═════ The data

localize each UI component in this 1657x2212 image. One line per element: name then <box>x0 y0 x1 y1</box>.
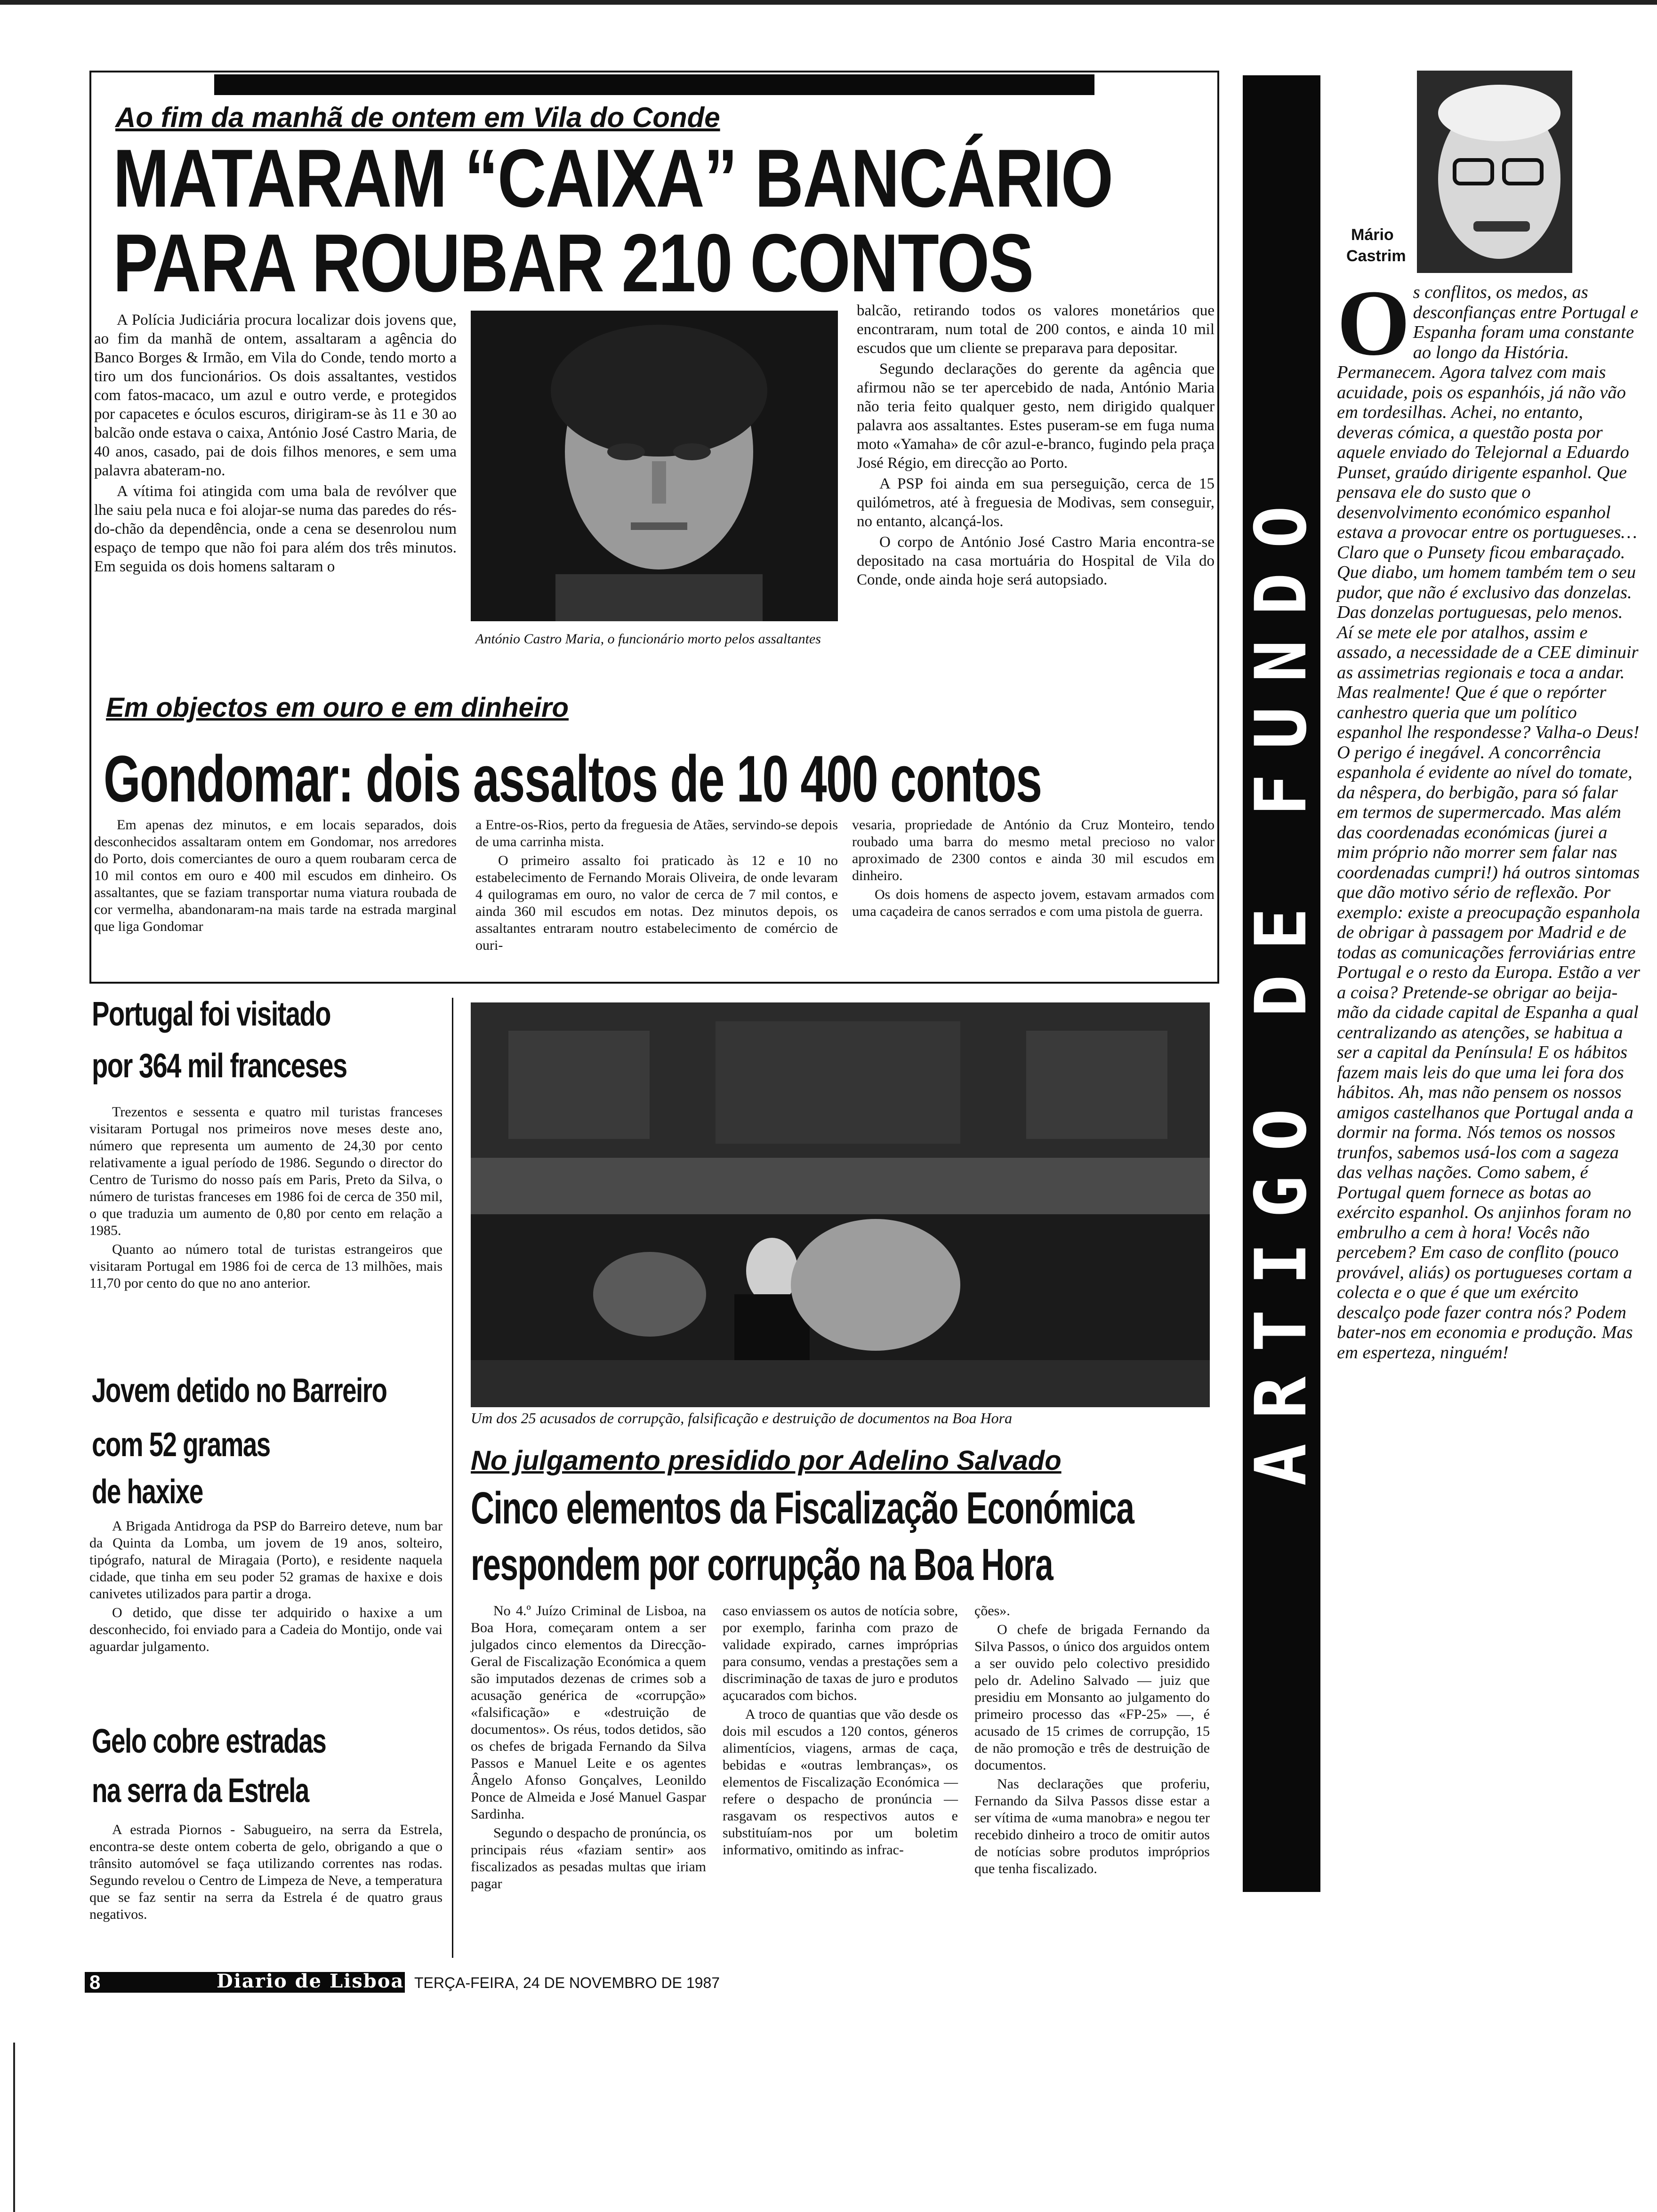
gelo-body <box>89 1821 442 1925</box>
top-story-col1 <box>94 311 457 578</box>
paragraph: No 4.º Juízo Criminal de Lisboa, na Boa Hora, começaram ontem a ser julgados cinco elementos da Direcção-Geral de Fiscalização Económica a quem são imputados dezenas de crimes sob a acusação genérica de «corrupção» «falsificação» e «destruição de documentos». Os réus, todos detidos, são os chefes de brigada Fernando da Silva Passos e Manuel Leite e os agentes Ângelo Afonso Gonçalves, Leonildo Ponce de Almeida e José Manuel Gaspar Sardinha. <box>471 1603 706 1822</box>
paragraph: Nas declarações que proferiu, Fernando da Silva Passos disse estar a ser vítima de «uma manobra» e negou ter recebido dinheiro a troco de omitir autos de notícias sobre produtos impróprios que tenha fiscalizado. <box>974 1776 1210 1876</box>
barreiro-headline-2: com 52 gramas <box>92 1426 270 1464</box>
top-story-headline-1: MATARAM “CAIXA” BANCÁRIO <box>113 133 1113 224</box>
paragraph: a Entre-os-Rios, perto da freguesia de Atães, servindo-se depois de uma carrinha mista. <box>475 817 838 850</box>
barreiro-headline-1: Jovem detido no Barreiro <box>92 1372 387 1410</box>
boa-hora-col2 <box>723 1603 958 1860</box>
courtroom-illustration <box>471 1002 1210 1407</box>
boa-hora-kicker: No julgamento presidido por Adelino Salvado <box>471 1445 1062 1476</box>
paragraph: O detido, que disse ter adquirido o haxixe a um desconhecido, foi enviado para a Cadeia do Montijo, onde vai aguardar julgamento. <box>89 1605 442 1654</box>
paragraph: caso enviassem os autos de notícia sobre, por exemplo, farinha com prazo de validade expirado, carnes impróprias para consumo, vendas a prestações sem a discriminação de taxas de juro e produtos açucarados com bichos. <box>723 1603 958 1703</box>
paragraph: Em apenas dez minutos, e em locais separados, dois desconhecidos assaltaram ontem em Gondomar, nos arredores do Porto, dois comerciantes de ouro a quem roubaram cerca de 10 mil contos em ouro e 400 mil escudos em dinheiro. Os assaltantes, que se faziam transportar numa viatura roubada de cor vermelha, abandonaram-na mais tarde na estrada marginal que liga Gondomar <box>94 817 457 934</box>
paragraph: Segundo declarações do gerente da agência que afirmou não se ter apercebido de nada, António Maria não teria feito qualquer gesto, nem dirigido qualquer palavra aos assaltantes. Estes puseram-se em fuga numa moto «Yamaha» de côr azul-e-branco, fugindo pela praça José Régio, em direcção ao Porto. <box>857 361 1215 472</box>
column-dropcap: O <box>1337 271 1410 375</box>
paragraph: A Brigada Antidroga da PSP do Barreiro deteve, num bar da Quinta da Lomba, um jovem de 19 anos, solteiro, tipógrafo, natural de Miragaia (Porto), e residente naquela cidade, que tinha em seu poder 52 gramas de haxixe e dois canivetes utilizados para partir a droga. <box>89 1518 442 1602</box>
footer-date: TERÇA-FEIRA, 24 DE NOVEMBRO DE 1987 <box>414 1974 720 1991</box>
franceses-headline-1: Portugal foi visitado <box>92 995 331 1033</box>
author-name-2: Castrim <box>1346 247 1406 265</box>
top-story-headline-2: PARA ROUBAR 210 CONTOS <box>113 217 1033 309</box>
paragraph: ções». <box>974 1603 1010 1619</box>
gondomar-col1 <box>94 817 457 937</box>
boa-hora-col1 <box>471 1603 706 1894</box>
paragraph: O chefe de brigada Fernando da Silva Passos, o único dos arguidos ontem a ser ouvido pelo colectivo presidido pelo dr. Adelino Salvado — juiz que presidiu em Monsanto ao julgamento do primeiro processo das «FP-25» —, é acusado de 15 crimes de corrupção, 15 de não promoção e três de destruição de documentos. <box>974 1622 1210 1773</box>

══════════

Retype every line of the entries above without changing anything, and leave out the picture.

localize each UI component in this 1657x2212 image. One line per element: name then <box>x0 y0 x1 y1</box>.
gelo-body <box>89 1821 442 1925</box>
top-story-col1 <box>94 311 457 578</box>
paragraph: No 4.º Juízo Criminal de Lisboa, na Boa Hora, começaram ontem a ser julgados cinco elementos da Direcção-Geral de Fiscalização Económica a quem são imputados dezenas de crimes sob a acusação genérica de «corrupção» «falsificação» e «destruição de documentos». Os réus, todos detidos, são os chefes de brigada Fernando da Silva Passos e Manuel Leite e os agentes Ângelo Afonso Gonçalves, Leonildo Ponce de Almeida e José Manuel Gaspar Sardinha. <box>471 1603 706 1822</box>
paragraph: Nas declarações que proferiu, Fernando da Silva Passos disse estar a ser vítima de «uma manobra» e negou ter recebido dinheiro a troco de omitir autos de notícias sobre produtos impróprios que tenha fiscalizado. <box>974 1776 1210 1876</box>
barreiro-headline-2: com 52 gramas <box>92 1426 270 1464</box>
top-story-headline-1: MATARAM “CAIXA” BANCÁRIO <box>113 133 1113 224</box>
paragraph: a Entre-os-Rios, perto da freguesia de Atães, servindo-se depois de uma carrinha mista. <box>475 817 838 850</box>
barreiro-headline-1: Jovem detido no Barreiro <box>92 1372 387 1410</box>
boa-hora-col2 <box>723 1603 958 1860</box>
courtroom-illustration <box>471 1002 1210 1407</box>
boa-hora-kicker: No julgamento presidido por Adelino Salvado <box>471 1445 1062 1476</box>
paragraph: O detido, que disse ter adquirido o haxixe a um desconhecido, foi enviado para a Cadeia do Montijo, onde vai aguardar julgamento. <box>89 1605 442 1654</box>
paragraph: caso enviassem os autos de notícia sobre, por exemplo, farinha com prazo de validade expirado, carnes impróprias para consumo, vendas a prestações sem a discriminação de taxas de juro e produtos açucarados com bichos. <box>723 1603 958 1703</box>
paragraph: Em apenas dez minutos, e em locais separados, dois desconhecidos assaltaram ontem em Gondomar, nos arredores do Porto, dois comerciantes de ouro a quem roubaram cerca de 10 mil contos em ouro e 400 mil escudos em dinheiro. Os assaltantes, que se faziam transportar numa viatura roubada de cor vermelha, abandonaram-na mais tarde na estrada marginal que liga Gondomar <box>94 817 457 934</box>
paragraph: Segundo declarações do gerente da agência que afirmou não se ter apercebido de nada, António Maria não teria feito qualquer gesto, nem dirigido qualquer palavra aos assaltantes. Estes puseram-se em fuga numa moto «Yamaha» de côr azul-e-branco, fugindo pela praça José Régio, em direcção ao Porto. <box>857 361 1215 472</box>
column-dropcap: O <box>1337 271 1410 375</box>
paragraph: A Brigada Antidroga da PSP do Barreiro deteve, num bar da Quinta da Lomba, um jovem de 19 anos, solteiro, tipógrafo, natural de Miragaia (Porto), e residente naquela cidade, que tinha em seu poder 52 gramas de haxixe e dois canivetes utilizados para partir a droga. <box>89 1518 442 1602</box>
footer-date: TERÇA-FEIRA, 24 DE NOVEMBRO DE 1987 <box>414 1974 720 1991</box>
franceses-headline-1: Portugal foi visitado <box>92 995 331 1033</box>
author-name-2: Castrim <box>1346 247 1406 265</box>
top-story-headline-2: PARA ROUBAR 210 CONTOS <box>113 217 1033 309</box>
paragraph: ções». <box>974 1603 1010 1619</box>
gondomar-col1 <box>94 817 457 937</box>
boa-hora-col1 <box>471 1603 706 1894</box>
paragraph: O chefe de brigada Fernando da Silva Passos, o único dos arguidos ontem a ser ouvido pelo colectivo presidido pelo dr. Adelino Salvado — juiz que presidiu em Monsanto ao julgamento do primeiro processo das «FP-25» —, é acusado de 15 crimes de corrupção, 15 de não promoção e três de destruição de documentos. <box>974 1622 1210 1773</box>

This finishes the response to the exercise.